**WHAT TO WORK ON**
Check every line below for the word "JSON" and copy each one that has it.

**PROVIDED DATA**
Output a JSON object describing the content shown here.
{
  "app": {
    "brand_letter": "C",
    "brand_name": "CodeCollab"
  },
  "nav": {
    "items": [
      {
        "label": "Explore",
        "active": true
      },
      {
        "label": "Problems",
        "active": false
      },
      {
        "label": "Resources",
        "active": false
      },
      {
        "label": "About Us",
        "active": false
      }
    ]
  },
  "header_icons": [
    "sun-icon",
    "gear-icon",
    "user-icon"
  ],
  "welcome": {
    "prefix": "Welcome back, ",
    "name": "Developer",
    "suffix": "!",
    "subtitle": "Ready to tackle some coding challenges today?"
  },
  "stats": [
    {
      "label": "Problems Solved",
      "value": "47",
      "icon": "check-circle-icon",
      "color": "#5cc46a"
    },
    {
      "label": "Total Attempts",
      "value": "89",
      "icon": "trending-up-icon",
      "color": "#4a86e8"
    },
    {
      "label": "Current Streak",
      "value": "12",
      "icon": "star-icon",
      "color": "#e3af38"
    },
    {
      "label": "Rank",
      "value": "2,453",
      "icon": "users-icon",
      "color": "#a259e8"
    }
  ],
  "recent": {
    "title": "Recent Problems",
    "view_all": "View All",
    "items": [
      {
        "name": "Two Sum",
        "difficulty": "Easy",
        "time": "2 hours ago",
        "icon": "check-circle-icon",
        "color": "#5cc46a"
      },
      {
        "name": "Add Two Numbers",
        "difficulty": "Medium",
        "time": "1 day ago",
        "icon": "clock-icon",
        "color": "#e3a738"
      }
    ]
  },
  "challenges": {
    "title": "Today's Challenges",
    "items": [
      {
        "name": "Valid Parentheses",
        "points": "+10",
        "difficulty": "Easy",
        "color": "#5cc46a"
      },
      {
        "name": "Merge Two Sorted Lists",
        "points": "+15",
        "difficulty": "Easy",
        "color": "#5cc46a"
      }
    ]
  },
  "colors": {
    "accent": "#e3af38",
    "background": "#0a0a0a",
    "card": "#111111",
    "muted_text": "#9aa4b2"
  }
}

--

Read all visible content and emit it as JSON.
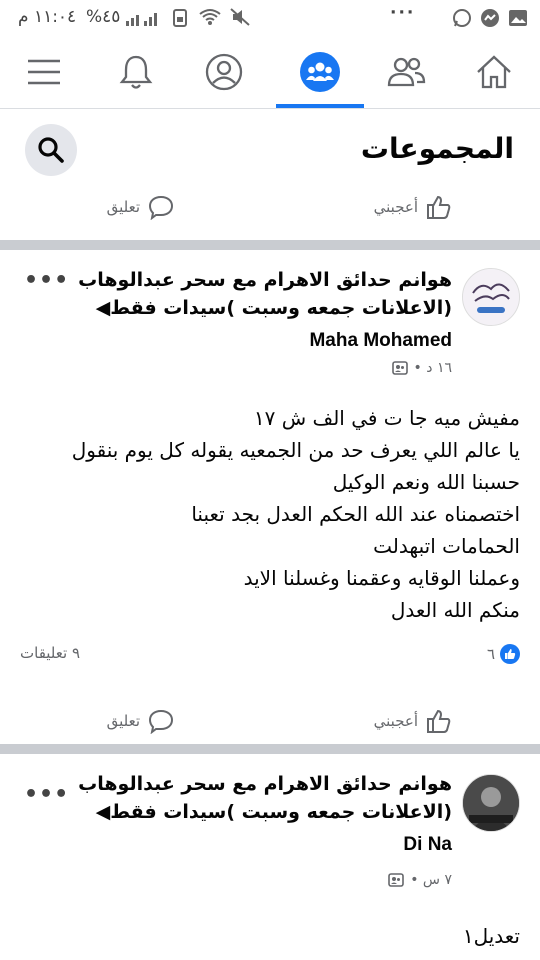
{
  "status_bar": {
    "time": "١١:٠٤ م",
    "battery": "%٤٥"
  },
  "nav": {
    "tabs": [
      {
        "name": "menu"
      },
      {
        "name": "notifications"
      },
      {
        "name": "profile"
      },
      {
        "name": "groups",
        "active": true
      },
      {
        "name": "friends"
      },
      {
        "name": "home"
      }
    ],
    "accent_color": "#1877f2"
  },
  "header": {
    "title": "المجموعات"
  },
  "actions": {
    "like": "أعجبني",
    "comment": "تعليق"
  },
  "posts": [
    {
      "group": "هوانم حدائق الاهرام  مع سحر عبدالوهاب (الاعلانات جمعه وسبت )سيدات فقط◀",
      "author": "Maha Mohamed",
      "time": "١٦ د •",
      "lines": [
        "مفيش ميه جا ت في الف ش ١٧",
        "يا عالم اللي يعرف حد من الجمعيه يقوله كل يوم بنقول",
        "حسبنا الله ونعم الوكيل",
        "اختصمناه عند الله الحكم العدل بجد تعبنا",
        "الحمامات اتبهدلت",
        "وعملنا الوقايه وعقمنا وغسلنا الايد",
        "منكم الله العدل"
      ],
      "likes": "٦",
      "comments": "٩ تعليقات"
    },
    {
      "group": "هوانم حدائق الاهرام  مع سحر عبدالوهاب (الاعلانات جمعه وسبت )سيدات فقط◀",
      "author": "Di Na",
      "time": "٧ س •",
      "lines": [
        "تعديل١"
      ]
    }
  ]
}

**RESULT BELOW**
Output a JSON object describing the content shown here.
Read all visible content and emit it as JSON.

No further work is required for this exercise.